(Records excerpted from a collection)
----
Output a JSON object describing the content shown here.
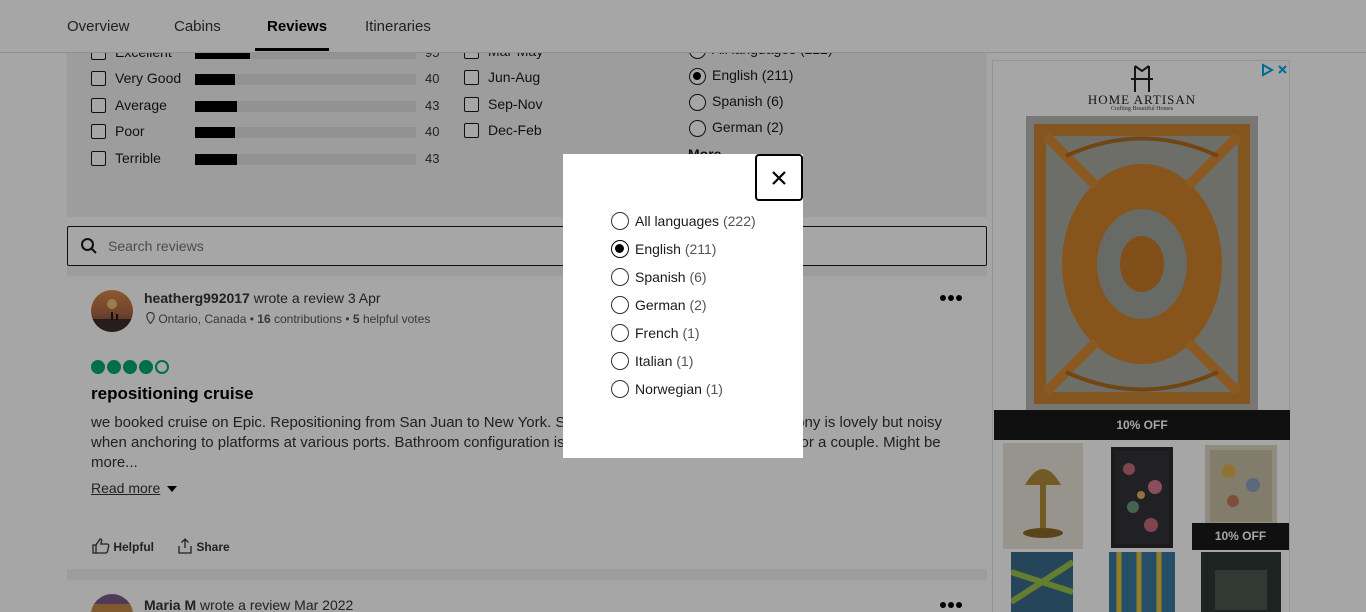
{
  "nav": {
    "tabs": [
      {
        "label": "Overview"
      },
      {
        "label": "Cabins"
      },
      {
        "label": "Reviews"
      },
      {
        "label": "Itineraries"
      }
    ]
  },
  "filters": {
    "rating": [
      {
        "label": "Excellent",
        "count": "95",
        "fraction": 0.25
      },
      {
        "label": "Very Good",
        "count": "40",
        "fraction": 0.18
      },
      {
        "label": "Average",
        "count": "43",
        "fraction": 0.19
      },
      {
        "label": "Poor",
        "count": "40",
        "fraction": 0.18
      },
      {
        "label": "Terrible",
        "count": "43",
        "fraction": 0.19
      }
    ],
    "season": [
      "Mar-May",
      "Jun-Aug",
      "Sep-Nov",
      "Dec-Feb"
    ],
    "language": [
      {
        "label": "All languages (222)"
      },
      {
        "label": "English (211)",
        "selected": true
      },
      {
        "label": "Spanish (6)"
      },
      {
        "label": "German (2)"
      }
    ],
    "more_label": "More"
  },
  "search": {
    "placeholder": "Search reviews"
  },
  "review": {
    "username": "heatherg992017",
    "wrote": "wrote a review 3 Apr",
    "location": "Ontario, Canada",
    "contributions": "16",
    "contributions_label": "contributions",
    "helpful_votes": "5",
    "helpful_votes_label": "helpful votes",
    "rating": 4,
    "title": "repositioning cruise",
    "body": "we booked cruise on Epic. Repositioning from San Juan to New York. Staff is great and the cabin with balcony is lovely but noisy when anchoring to platforms at various ports. Bathroom configuration is an interesting layout but it worked for a couple. Might be more...",
    "read_more": "Read more",
    "helpful_label": "Helpful",
    "share_label": "Share"
  },
  "review2": {
    "username": "Maria M",
    "wrote": "wrote a review Mar 2022"
  },
  "ad": {
    "brand": "HOME ARTISAN",
    "tagline": "Crafting Beautiful Homes",
    "banner1": "10% OFF",
    "banner2": "10% OFF"
  },
  "modal": {
    "options": [
      {
        "name": "All languages",
        "count": "(222)",
        "selected": false
      },
      {
        "name": "English",
        "count": "(211)",
        "selected": true
      },
      {
        "name": "Spanish",
        "count": "(6)",
        "selected": false
      },
      {
        "name": "German",
        "count": "(2)",
        "selected": false
      },
      {
        "name": "French",
        "count": "(1)",
        "selected": false
      },
      {
        "name": "Italian",
        "count": "(1)",
        "selected": false
      },
      {
        "name": "Norwegian",
        "count": "(1)",
        "selected": false
      }
    ]
  },
  "colors": {
    "accent": "#00aa6c",
    "selected_tab": "#000000"
  }
}
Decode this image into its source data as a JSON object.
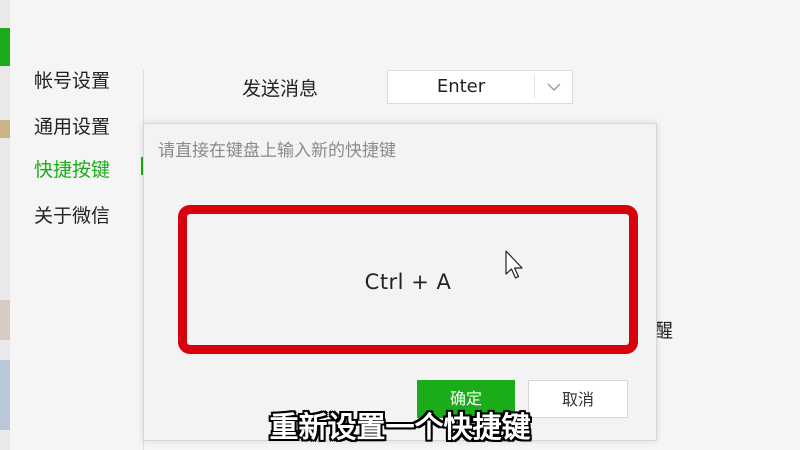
{
  "sidebar": {
    "items": [
      {
        "label": "帐号设置"
      },
      {
        "label": "通用设置"
      },
      {
        "label": "快捷按键",
        "active": true
      },
      {
        "label": "关于微信"
      }
    ]
  },
  "shortcut_row": {
    "label": "发送消息",
    "value": "Enter"
  },
  "partial_text": "醒",
  "dialog": {
    "hint": "请直接在键盘上输入新的快捷键",
    "key_combo": "Ctrl + A",
    "confirm_label": "确定",
    "cancel_label": "取消"
  },
  "caption": "重新设置一个快捷键",
  "colors": {
    "accent": "#1aad19",
    "highlight_border": "#d9000d"
  },
  "icons": {
    "dropdown": "chevron-down-icon",
    "pointer": "mouse-cursor-icon"
  }
}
----
— TO BE DONE —
Reproduce the listing exactly. Leave its pictures out.

— OUTPUT —
Output a JSON object describing the content shown here.
{
  "nav": {
    "tabs": [
      {
        "label": "Overview"
      },
      {
        "label": "Cabins"
      },
      {
        "label": "Reviews"
      },
      {
        "label": "Itineraries"
      }
    ]
  },
  "filters": {
    "rating": [
      {
        "label": "Excellent",
        "count": "95",
        "fraction": 0.25
      },
      {
        "label": "Very Good",
        "count": "40",
        "fraction": 0.18
      },
      {
        "label": "Average",
        "count": "43",
        "fraction": 0.19
      },
      {
        "label": "Poor",
        "count": "40",
        "fraction": 0.18
      },
      {
        "label": "Terrible",
        "count": "43",
        "fraction": 0.19
      }
    ],
    "season": [
      "Mar-May",
      "Jun-Aug",
      "Sep-Nov",
      "Dec-Feb"
    ],
    "language": [
      {
        "label": "All languages (222)"
      },
      {
        "label": "English (211)",
        "selected": true
      },
      {
        "label": "Spanish (6)"
      },
      {
        "label": "German (2)"
      }
    ],
    "more_label": "More"
  },
  "search": {
    "placeholder": "Search reviews"
  },
  "review": {
    "username": "heatherg992017",
    "wrote": "wrote a review 3 Apr",
    "location": "Ontario, Canada",
    "contributions": "16",
    "contributions_label": "contributions",
    "helpful_votes": "5",
    "helpful_votes_label": "helpful votes",
    "rating": 4,
    "title": "repositioning cruise",
    "body": "we booked cruise on Epic. Repositioning from San Juan to New York. Staff is great and the cabin with balcony is lovely but noisy when anchoring to platforms at various ports. Bathroom configuration is an interesting layout but it worked for a couple. Might be more...",
    "read_more": "Read more",
    "helpful_label": "Helpful",
    "share_label": "Share"
  },
  "review2": {
    "username": "Maria M",
    "wrote": "wrote a review Mar 2022"
  },
  "ad": {
    "brand": "HOME ARTISAN",
    "tagline": "Crafting Beautiful Homes",
    "banner1": "10% OFF",
    "banner2": "10% OFF"
  },
  "modal": {
    "options": [
      {
        "name": "All languages",
        "count": "(222)",
        "selected": false
      },
      {
        "name": "English",
        "count": "(211)",
        "selected": true
      },
      {
        "name": "Spanish",
        "count": "(6)",
        "selected": false
      },
      {
        "name": "German",
        "count": "(2)",
        "selected": false
      },
      {
        "name": "French",
        "count": "(1)",
        "selected": false
      },
      {
        "name": "Italian",
        "count": "(1)",
        "selected": false
      },
      {
        "name": "Norwegian",
        "count": "(1)",
        "selected": false
      }
    ]
  },
  "colors": {
    "accent": "#00aa6c",
    "selected_tab": "#000000"
  }
}
Decode this image into its source data as a JSON object.
{
  "sidebar": {
    "items": [
      {
        "label": "帐号设置"
      },
      {
        "label": "通用设置"
      },
      {
        "label": "快捷按键",
        "active": true
      },
      {
        "label": "关于微信"
      }
    ]
  },
  "shortcut_row": {
    "label": "发送消息",
    "value": "Enter"
  },
  "partial_text": "醒",
  "dialog": {
    "hint": "请直接在键盘上输入新的快捷键",
    "key_combo": "Ctrl + A",
    "confirm_label": "确定",
    "cancel_label": "取消"
  },
  "caption": "重新设置一个快捷键",
  "colors": {
    "accent": "#1aad19",
    "highlight_border": "#d9000d"
  },
  "icons": {
    "dropdown": "chevron-down-icon",
    "pointer": "mouse-cursor-icon"
  }
}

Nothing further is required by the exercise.